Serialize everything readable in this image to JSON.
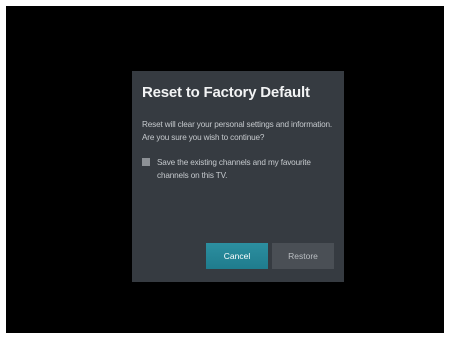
{
  "dialog": {
    "title": "Reset to Factory Default",
    "message_lines": [
      "Reset will clear your personal settings and information.",
      "Are you sure you wish to continue?"
    ],
    "checkbox": {
      "label_lines": [
        "Save the existing channels and my favourite",
        "channels on this TV."
      ],
      "checked": false
    },
    "buttons": {
      "cancel_label": "Cancel",
      "restore_label": "Restore"
    }
  },
  "colors": {
    "screen_background": "#000000",
    "dialog_background": "#363b41",
    "primary_button": "#2c8fa0",
    "secondary_button": "#4a4f55"
  }
}
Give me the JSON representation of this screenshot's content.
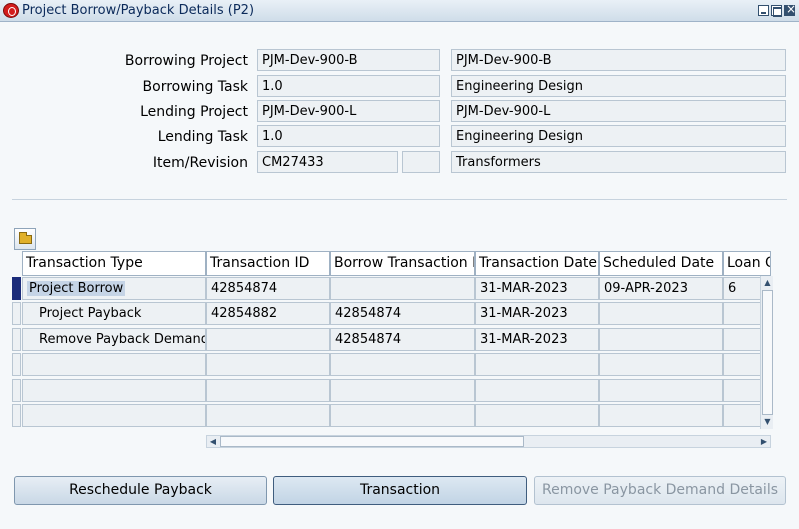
{
  "window": {
    "title": "Project Borrow/Payback Details (P2)"
  },
  "header": {
    "borrowing_project": {
      "label": "Borrowing Project",
      "value": "PJM-Dev-900-B",
      "description": "PJM-Dev-900-B"
    },
    "borrowing_task": {
      "label": "Borrowing Task",
      "value": "1.0",
      "description": "Engineering Design"
    },
    "lending_project": {
      "label": "Lending Project",
      "value": "PJM-Dev-900-L",
      "description": "PJM-Dev-900-L"
    },
    "lending_task": {
      "label": "Lending Task",
      "value": "1.0",
      "description": "Engineering Design"
    },
    "item_revision": {
      "label": "Item/Revision",
      "value": "CM27433",
      "revision": "",
      "description": "Transformers"
    }
  },
  "table": {
    "columns": [
      "Transaction Type",
      "Transaction ID",
      "Borrow Transaction ID",
      "Transaction Date",
      "Scheduled Date",
      "Loan Q"
    ],
    "rows": [
      {
        "type": "Project Borrow",
        "txn_id": "42854874",
        "borrow_txn_id": "",
        "txn_date": "31-MAR-2023",
        "scheduled_date": "09-APR-2023",
        "loan_qty": "6"
      },
      {
        "type": "Project Payback",
        "txn_id": "42854882",
        "borrow_txn_id": "42854874",
        "txn_date": "31-MAR-2023",
        "scheduled_date": "",
        "loan_qty": ""
      },
      {
        "type": "Remove Payback Demand",
        "txn_id": "",
        "borrow_txn_id": "42854874",
        "txn_date": "31-MAR-2023",
        "scheduled_date": "",
        "loan_qty": ""
      },
      {
        "type": "",
        "txn_id": "",
        "borrow_txn_id": "",
        "txn_date": "",
        "scheduled_date": "",
        "loan_qty": ""
      },
      {
        "type": "",
        "txn_id": "",
        "borrow_txn_id": "",
        "txn_date": "",
        "scheduled_date": "",
        "loan_qty": ""
      },
      {
        "type": "",
        "txn_id": "",
        "borrow_txn_id": "",
        "txn_date": "",
        "scheduled_date": "",
        "loan_qty": ""
      }
    ]
  },
  "buttons": {
    "reschedule": "Reschedule Payback",
    "transaction": "Transaction",
    "remove_demand": "Remove Payback Demand Details"
  },
  "icons": [
    "oracle-icon",
    "minimize-icon",
    "maximize-icon",
    "close-icon",
    "folder-icon",
    "scroll-up-icon",
    "scroll-down-icon",
    "scroll-left-icon",
    "scroll-right-icon"
  ],
  "colors": {
    "current_row_marker": "#1b2c7a",
    "title_text": "#0b2a5a"
  }
}
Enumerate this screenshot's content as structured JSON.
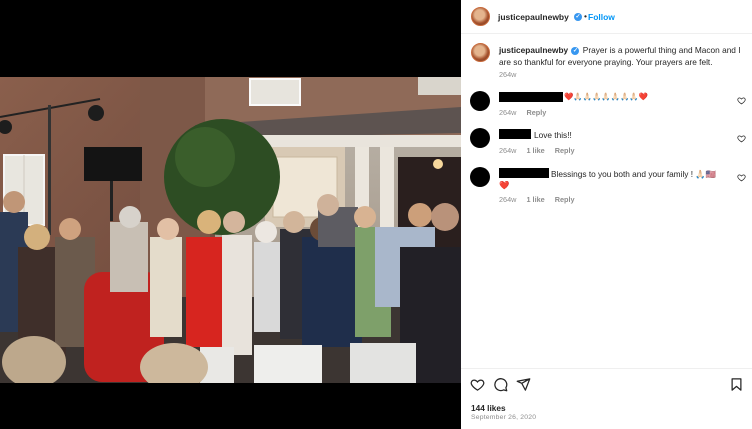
{
  "post": {
    "username": "justicepaulnewby",
    "dot": "•",
    "follow_label": "Follow",
    "caption": "Prayer is a powerful thing and Macon and I are so thankful for everyone praying. Your prayers are felt.",
    "caption_age": "264w",
    "likes": "144 likes",
    "date": "September 26, 2020"
  },
  "comments": [
    {
      "text": "❤️🙏🏻🙏🏻🙏🏻🙏🏻🙏🏻🙏🏻🙏🏻❤️",
      "age": "264w",
      "likes": "",
      "reply": "Reply"
    },
    {
      "text": "Love this!!",
      "age": "264w",
      "likes": "1 like",
      "reply": "Reply"
    },
    {
      "text": "Blessings to you both and your family ! 🙏🏻🇺🇸",
      "text2": "❤️",
      "age": "264w",
      "likes": "1 like",
      "reply": "Reply"
    }
  ],
  "icons": {
    "like": "heart-icon",
    "comment": "comment-icon",
    "share": "share-icon",
    "save": "bookmark-icon"
  },
  "colors": {
    "accent": "#0095f6",
    "verified": "#3897f0",
    "muted": "#8e8e8e"
  }
}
..........
• **SET TASK**:
Output nothing but the lines from the line with "Enumerate this screenshot's" through the last line of the material above, please, word for word and without the pictures.

• **RESULT**:
Enumerate this screenshot's content as structured JSON.
{
  "post": {
    "username": "justicepaulnewby",
    "dot": "•",
    "follow_label": "Follow",
    "caption": "Prayer is a powerful thing and Macon and I are so thankful for everyone praying. Your prayers are felt.",
    "caption_age": "264w",
    "likes": "144 likes",
    "date": "September 26, 2020"
  },
  "comments": [
    {
      "text": "❤️🙏🏻🙏🏻🙏🏻🙏🏻🙏🏻🙏🏻🙏🏻❤️",
      "age": "264w",
      "likes": "",
      "reply": "Reply"
    },
    {
      "text": "Love this!!",
      "age": "264w",
      "likes": "1 like",
      "reply": "Reply"
    },
    {
      "text": "Blessings to you both and your family ! 🙏🏻🇺🇸",
      "text2": "❤️",
      "age": "264w",
      "likes": "1 like",
      "reply": "Reply"
    }
  ],
  "icons": {
    "like": "heart-icon",
    "comment": "comment-icon",
    "share": "share-icon",
    "save": "bookmark-icon"
  },
  "colors": {
    "accent": "#0095f6",
    "verified": "#3897f0",
    "muted": "#8e8e8e"
  }
}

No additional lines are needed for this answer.